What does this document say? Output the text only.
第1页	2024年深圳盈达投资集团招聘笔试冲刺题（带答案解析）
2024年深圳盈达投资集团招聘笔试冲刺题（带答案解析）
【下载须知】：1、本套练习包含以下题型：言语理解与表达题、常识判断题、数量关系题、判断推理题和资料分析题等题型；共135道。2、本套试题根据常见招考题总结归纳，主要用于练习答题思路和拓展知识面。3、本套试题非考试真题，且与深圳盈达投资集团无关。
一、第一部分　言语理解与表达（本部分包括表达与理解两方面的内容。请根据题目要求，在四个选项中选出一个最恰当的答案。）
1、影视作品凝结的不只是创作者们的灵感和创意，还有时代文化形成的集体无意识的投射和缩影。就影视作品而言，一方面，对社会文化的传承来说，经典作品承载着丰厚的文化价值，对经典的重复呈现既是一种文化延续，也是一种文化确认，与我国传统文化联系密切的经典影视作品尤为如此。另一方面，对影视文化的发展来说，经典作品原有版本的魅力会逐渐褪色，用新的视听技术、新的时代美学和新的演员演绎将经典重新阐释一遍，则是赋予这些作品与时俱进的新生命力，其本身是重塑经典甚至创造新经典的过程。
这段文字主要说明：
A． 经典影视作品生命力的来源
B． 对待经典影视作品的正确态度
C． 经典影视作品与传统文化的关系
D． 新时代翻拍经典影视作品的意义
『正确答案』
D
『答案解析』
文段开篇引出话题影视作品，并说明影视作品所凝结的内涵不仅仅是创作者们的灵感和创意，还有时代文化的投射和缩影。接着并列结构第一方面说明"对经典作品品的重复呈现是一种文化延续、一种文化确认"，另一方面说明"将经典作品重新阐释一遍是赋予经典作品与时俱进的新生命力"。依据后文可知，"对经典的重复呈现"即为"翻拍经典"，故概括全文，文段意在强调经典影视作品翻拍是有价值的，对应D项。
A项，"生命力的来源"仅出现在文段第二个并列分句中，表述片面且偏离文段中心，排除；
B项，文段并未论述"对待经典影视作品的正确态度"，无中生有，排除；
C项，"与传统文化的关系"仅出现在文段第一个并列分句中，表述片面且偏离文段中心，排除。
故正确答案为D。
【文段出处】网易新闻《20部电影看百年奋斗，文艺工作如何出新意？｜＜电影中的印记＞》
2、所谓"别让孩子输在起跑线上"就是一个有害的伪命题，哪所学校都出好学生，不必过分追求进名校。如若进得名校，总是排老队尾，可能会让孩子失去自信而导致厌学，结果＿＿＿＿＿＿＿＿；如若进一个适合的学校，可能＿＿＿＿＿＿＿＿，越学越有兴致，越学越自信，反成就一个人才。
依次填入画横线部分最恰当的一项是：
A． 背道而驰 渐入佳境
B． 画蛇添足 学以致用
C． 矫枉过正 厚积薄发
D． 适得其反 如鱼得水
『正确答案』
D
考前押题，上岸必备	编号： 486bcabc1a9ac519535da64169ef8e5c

### Description of the task:
Please output the entries above, every line exactly as it reads.

### Response to this task:
What does this document say? Output the text only.
第1页	2024年深圳盈达投资集团招聘笔试冲刺题（带答案解析）
2024年深圳盈达投资集团招聘笔试冲刺题（带答案解析）
【下载须知】：1、本套练习包含以下题型：言语理解与表达题、常识判断题、数量关系题、判断推理题和资料分析题等题型；共135道。2、本套试题根据常见招考题总结归纳，主要用于练习答题思路和拓展知识面。3、本套试题非考试真题，且与深圳盈达投资集团无关。
一、第一部分　言语理解与表达（本部分包括表达与理解两方面的内容。请根据题目要求，在四个选项中选出一个最恰当的答案。）
1、影视作品凝结的不只是创作者们的灵感和创意，还有时代文化形成的集体无意识的投射和缩影。就影视作品而言，一方面，对社会文化的传承来说，经典作品承载着丰厚的文化价值，对经典的重复呈现既是一种文化延续，也是一种文化确认，与我国传统文化联系密切的经典影视作品尤为如此。另一方面，对影视文化的发展来说，经典作品原有版本的魅力会逐渐褪色，用新的视听技术、新的时代美学和新的演员演绎将经典重新阐释一遍，则是赋予这些作品与时俱进的新生命力，其本身是重塑经典甚至创造新经典的过程。
这段文字主要说明：
A． 经典影视作品生命力的来源
B． 对待经典影视作品的正确态度
C． 经典影视作品与传统文化的关系
D． 新时代翻拍经典影视作品的意义
『正确答案』
D
『答案解析』
文段开篇引出话题影视作品，并说明影视作品所凝结的内涵不仅仅是创作者们的灵感和创意，还有时代文化的投射和缩影。接着并列结构第一方面说明"对经典作品品的重复呈现是一种文化延续、一种文化确认"，另一方面说明"将经典作品重新阐释一遍是赋予经典作品与时俱进的新生命力"。依据后文可知，"对经典的重复呈现"即为"翻拍经典"，故概括全文，文段意在强调经典影视作品翻拍是有价值的，对应D项。
A项，"生命力的来源"仅出现在文段第二个并列分句中，表述片面且偏离文段中心，排除；
B项，文段并未论述"对待经典影视作品的正确态度"，无中生有，排除；
C项，"与传统文化的关系"仅出现在文段第一个并列分句中，表述片面且偏离文段中心，排除。
故正确答案为D。
【文段出处】网易新闻《20部电影看百年奋斗，文艺工作如何出新意？｜＜电影中的印记＞》
2、所谓"别让孩子输在起跑线上"就是一个有害的伪命题，哪所学校都出好学生，不必过分追求进名校。如若进得名校，总是排老队尾，可能会让孩子失去自信而导致厌学，结果＿＿＿＿＿＿＿＿；如若进一个适合的学校，可能＿＿＿＿＿＿＿＿，越学越有兴致，越学越自信，反成就一个人才。
依次填入画横线部分最恰当的一项是：
A． 背道而驰 渐入佳境
B． 画蛇添足 学以致用
C． 矫枉过正 厚积薄发
D． 适得其反 如鱼得水
『正确答案』
D
考前押题，上岸必备	编号： 486bcabc1a9ac519535da64169ef8e5c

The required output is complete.